> EXERCISE GOAL: Starting at the line that holds "Transcribe the text in this document.", restate every line word for word up to and including the last one in the listing below, and omit all pictures.

> ENTRIES SHOWN:
>> start
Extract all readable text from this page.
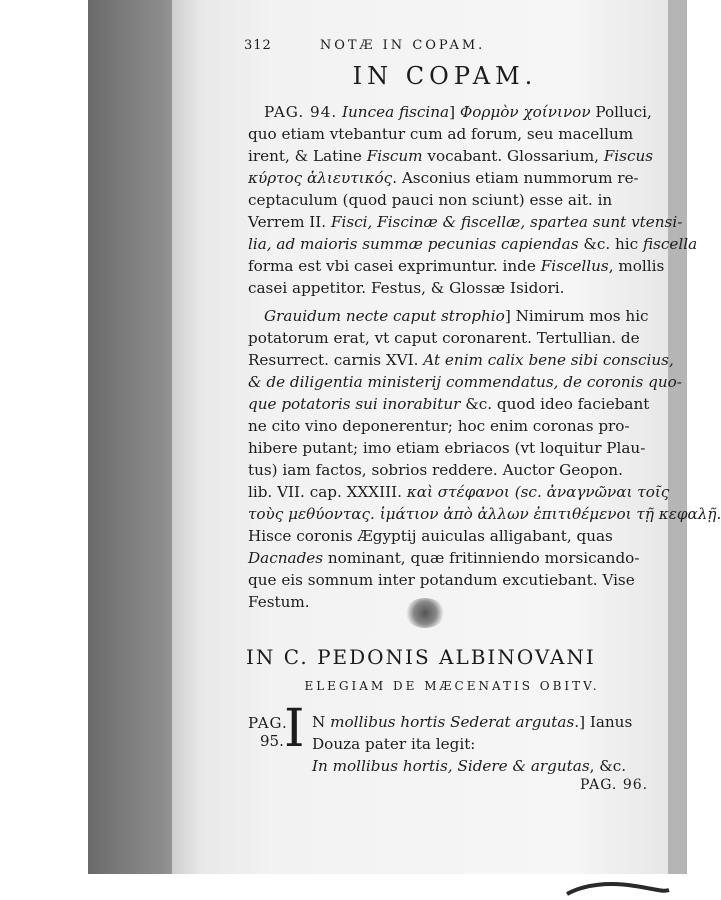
312	NOTÆ IN COPAM.
IN COPAM.
PAG. 94. Iuncea fiscina] Φορμὸν χοίνινον Polluci,
quo etiam vtebantur cum ad forum, seu macellum
irent, & Latine Fiscum vocabant. Glossarium, Fiscus
κύρτος ἁλιευτικός. Asconius etiam nummorum re-
ceptaculum (quod pauci non sciunt) esse ait. in
Verrem II. Fisci, Fiscinæ & fiscellæ, spartea sunt vtensi-
lia, ad maioris summæ pecunias capiendas &c. hic fiscella
forma est vbi casei exprimuntur. inde Fiscellus, mollis
casei appetitor. Festus, & Glossæ Isidori.
Grauidum necte caput strophio] Nimirum mos hic
potatorum erat, vt caput coronarent. Tertullian. de
Resurrect. carnis XVI. At enim calix bene sibi conscius,
& de diligentia ministerij commendatus, de coronis quo-
que potatoris sui inorabitur &c. quod ideo faciebant
ne cito vino deponerentur; hoc enim coronas pro-
hibere putant; imo etiam ebriacos (vt loquitur Plau-
tus) iam factos, sobrios reddere. Auctor Geopon.
lib. VII. cap. XXXIII. καὶ στέφανοι (sc. ἀναγνῶναι τοῖς
τοὺς μεθύοντας. ἱμάτιον ἀπὸ ἀλλων ἐπιτιθέμενοι τῇ κεφαλῇ.
Hisce coronis Ægyptij auiculas alligabant, quas
Dacnades nominant, quæ fritinniendo morsicando-
que eis somnum inter potandum excutiebant. Vise
Festum.
IN C. PEDONIS ALBINOVANI
ELEGIAM DE MÆCENATIS OBITV.
PAG.
95. I N mollibus hortis Sederat argutas.] Ianus
Douza pater ita legit:
In mollibus hortis, Sidere & argutas, &c.
PAG. 96.
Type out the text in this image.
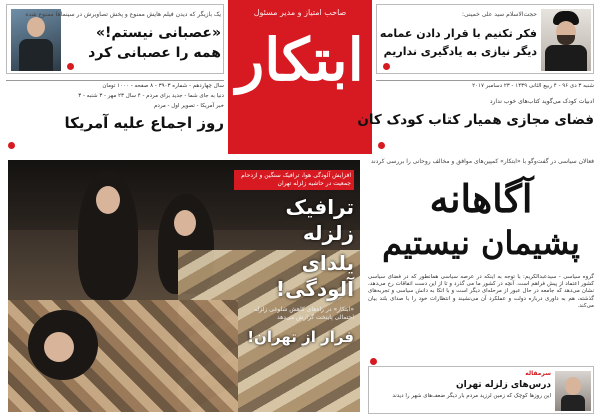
یک بازیگر که دیدن فیلم هایش ممنوع و پخش تصاویرش در سینماها ممنوع شده
«عصبانی نیستم!»
همه را عصبانی کرد
صاحب امتیاز و مدیر مسئول
ابتکار
حجت‌الاسلام سید علی خمینی:
فکر تکنیم با قرار دادن عمامه
دیگر نیازی به یادگیری نداریم
سال چهاردهم - شماره ۳۹۰۳ - ۸ صفحه - ۱۰۰۰ تومان
دنیا به جای شما - جدید برای مردم - ۴ سال ۲۳ مهر - ۳ شنبه - ۳
خبر آمریکا - تصویر اول - مردم
روز اجماع علیه آمریکا
شنبه ۳ دی ۹۶ - ۴ ربیع الثانی ۱۴۳۹ - ۲۳ دسامبر ۲۰۱۷
ادبیات کودک می‌گوید کتاب‌های خوب ندارد
فضای مجازی همیار کتاب کودک کان
افزایش آلودگی هوا، ترافیک سنگین و ازدحام جمعیت در حاشیه زلزله تهران
ترافیک زلزله
یلدای آلودگی!
«ابتکار» در راه‌های کاهش شلوغی زلزله احتمالی پایتخت گزارش می‌دهد
فرار از تهران!
فعالان سیاسی در گفت‌وگو با «ابتکار» کمپین‌های موافق و مخالف روحانی را بررسی کردند
آگاهانه
پشیمان نیستیم
گروه سیاسی - سیدعبدالکریم: با توجه به اینکه در عرصه سیاسی همانطور که در فضای سیاسی کشور اعتماد از پیش فراهم است. آنچه در کشور ما می گذرد و تا از این دست اتفاقات رخ می‌دهد، نشان می‌دهد که جامعه در حال عبور از مرحله‌ای دیگر است و با اتکا به دانش سیاسی و تجربه‌های گذشته، هم به داوری درباره دولت و عملکرد آن می‌نشیند و انتظارات خود را با صدای بلند بیان می‌کند.
سرمقاله
درس‌های زلزله تهران
این روزها کوچک که زمین لرزید مردم بار دیگر ضعف‌های شهر را دیدند
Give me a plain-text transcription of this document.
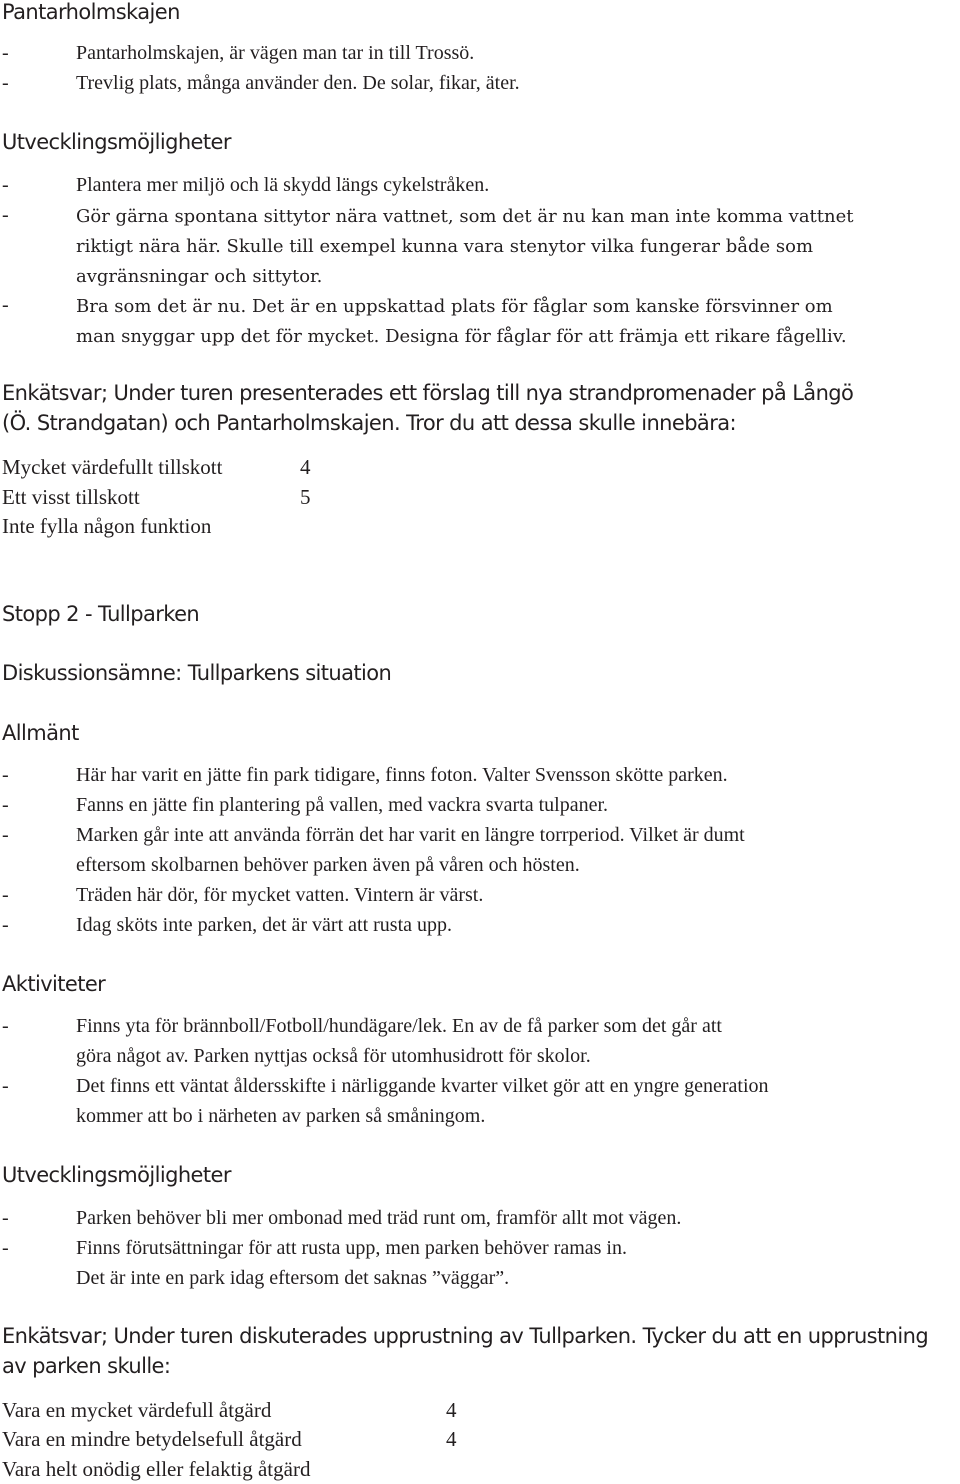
Pantarholmskajen
-	Pantarholmskajen, är vägen man tar in till Trossö.
-	Trevlig plats, många använder den. De solar, fikar, äter.
Utvecklingsmöjligheter
-	Plantera mer miljö och lä skydd längs cykelstråken.
-	Gör gärna spontana sittytor nära vattnet, som det är nu kan man inte komma vattnet
riktigt nära här. Skulle till exempel kunna vara stenytor vilka fungerar både som
avgränsningar och sittytor.
-	Bra som det är nu. Det är en uppskattad plats för fåglar som kanske försvinner om
man snyggar upp det för mycket. Designa för fåglar för att främja ett rikare fågelliv.
Enkätsvar; Under turen presenterades ett förslag till nya strandpromenader på Långö
(Ö. Strandgatan) och Pantarholmskajen. Tror du att dessa skulle innebära:
Mycket värdefullt tillskott	4
Ett visst tillskott	5
Inte fylla någon funktion
Stopp 2 - Tullparken
Diskussionsämne: Tullparkens situation
Allmänt
-	Här har varit en jätte fin park tidigare, finns foton. Valter Svensson skötte parken.
-	Fanns en jätte fin plantering på vallen, med vackra svarta tulpaner.
-	Marken går inte att använda förrän det har varit en längre torrperiod. Vilket är dumt
eftersom skolbarnen behöver parken även på våren och hösten.
-	Träden här dör, för mycket vatten. Vintern är värst.
-	Idag sköts inte parken, det är värt att rusta upp.
Aktiviteter
-	Finns yta för brännboll/Fotboll/hundägare/lek. En av de få parker som det går att
göra något av. Parken nyttjas också för utomhusidrott för skolor.
-	Det finns ett väntat åldersskifte i närliggande kvarter vilket gör att en yngre generation
kommer att bo i närheten av parken så småningom.
Utvecklingsmöjligheter
-	Parken behöver bli mer ombonad med träd runt om, framför allt mot vägen.
-	Finns förutsättningar för att rusta upp, men parken behöver ramas in.
Det är inte en park idag eftersom det saknas ”väggar”.
Enkätsvar; Under turen diskuterades upprustning av Tullparken. Tycker du att en upprustning
av parken skulle:
Vara en mycket värdefull åtgärd	4
Vara en mindre betydelsefull åtgärd	4
Vara helt onödig eller felaktig åtgärd
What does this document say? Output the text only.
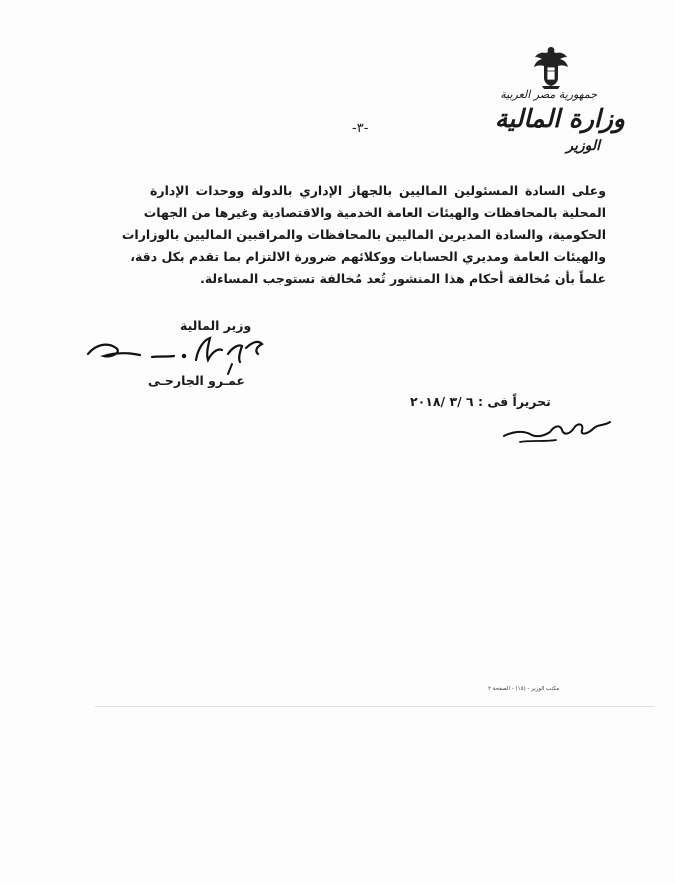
جمهورية مصر العربية
وزارة المالية
الوزير
-٣-
وعلى السادة المسئولين الماليين بالجهاز الإداري بالدولة ووحدات الإدارة
المحلية بالمحافظات والهيئات العامة الخدمية والاقتصادية وغيرها من الجهات
الحكومية، والسادة المديرين الماليين بالمحافظات والمراقبين الماليين بالوزارات
والهيئات العامة ومديري الحسابات ووكلائهم ضرورة الالتزام بما تقدم بكل دقة،
علماً بأن مُخالفة أحكام هذا المنشور تُعد مُخالفة تستوجب المساءلة.
وزير المالية
عمـرو الجارحـى
تحريراً فى : ٦ /٣ /٢٠١٨
مكتب الوزير - (١٥) - الصفحة ٢
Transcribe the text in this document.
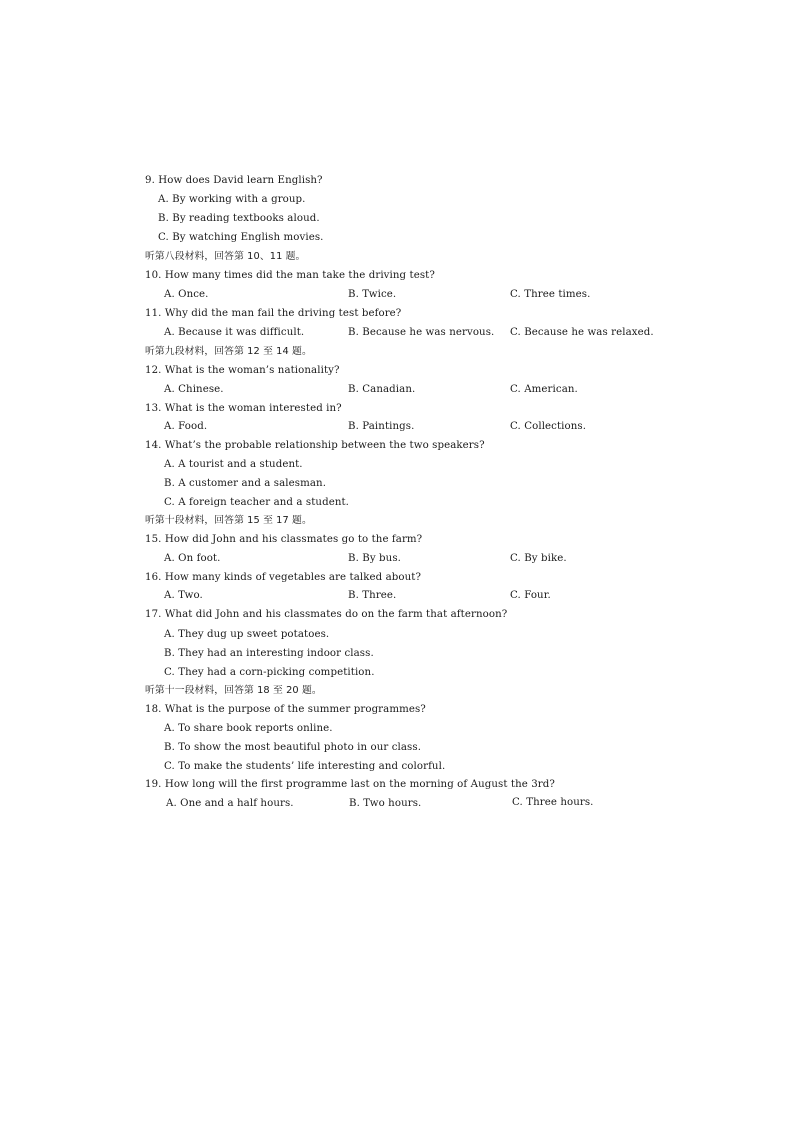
9. How does David learn English?
A. By working with a group.
B. By reading textbooks aloud.
C. By watching English movies.
听第八段材料，回答第 10、11 题。
10. How many times did the man take the driving test?
A. Once.	B. Twice.	C. Three times.
11. Why did the man fail the driving test before?
A. Because it was difficult.	B. Because he was nervous. C. Because he was relaxed.
听第九段材料，回答第 12 至 14 题。
12. What is the woman’s nationality?
A. Chinese.	B. Canadian.	C. American.
13. What is the woman interested in?
A. Food.	B. Paintings.	C. Collections.
14. What’s the probable relationship between the two speakers?
A. A tourist and a student.
B. A customer and a salesman.
C. A foreign teacher and a student.
听第十段材料，回答第 15 至 17 题。
15. How did John and his classmates go to the farm?
A. On foot.	B. By bus.	C. By bike.
16. How many kinds of vegetables are talked about?
A. Two.	B. Three.	C. Four.
17. What did John and his classmates do on the farm that afternoon?
A. They dug up sweet potatoes.
B. They had an interesting indoor class.
C. They had a corn-picking competition.
听第十一段材料，回答第 18 至 20 题。
18. What is the purpose of the summer programmes?
A. To share book reports online.
B. To show the most beautiful photo in our class.
C. To make the students’ life interesting and colorful.
19. How long will the first programme last on the morning of August the 3rd?
A. One and a half hours.	B. Two hours.	C. Three hours.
>> end
> RESULT OF THE EXERCISE:
Transcribe the text in this document.
9. How does David learn English?
A. By working with a group.
B. By reading textbooks aloud.
C. By watching English movies.
听第八段材料，回答第 10、11 题。
10. How many times did the man take the driving test?
A. Once.	B. Twice.	C. Three times.
11. Why did the man fail the driving test before?
A. Because it was difficult.	B. Because he was nervous. C. Because he was relaxed.
听第九段材料，回答第 12 至 14 题。
12. What is the woman’s nationality?
A. Chinese.	B. Canadian.	C. American.
13. What is the woman interested in?
A. Food.	B. Paintings.	C. Collections.
14. What’s the probable relationship between the two speakers?
A. A tourist and a student.
B. A customer and a salesman.
C. A foreign teacher and a student.
听第十段材料，回答第 15 至 17 题。
15. How did John and his classmates go to the farm?
A. On foot.	B. By bus.	C. By bike.
16. How many kinds of vegetables are talked about?
A. Two.	B. Three.	C. Four.
17. What did John and his classmates do on the farm that afternoon?
A. They dug up sweet potatoes.
B. They had an interesting indoor class.
C. They had a corn-picking competition.
听第十一段材料，回答第 18 至 20 题。
18. What is the purpose of the summer programmes?
A. To share book reports online.
B. To show the most beautiful photo in our class.
C. To make the students’ life interesting and colorful.
19. How long will the first programme last on the morning of August the 3rd?
A. One and a half hours.	B. Two hours.	C. Three hours.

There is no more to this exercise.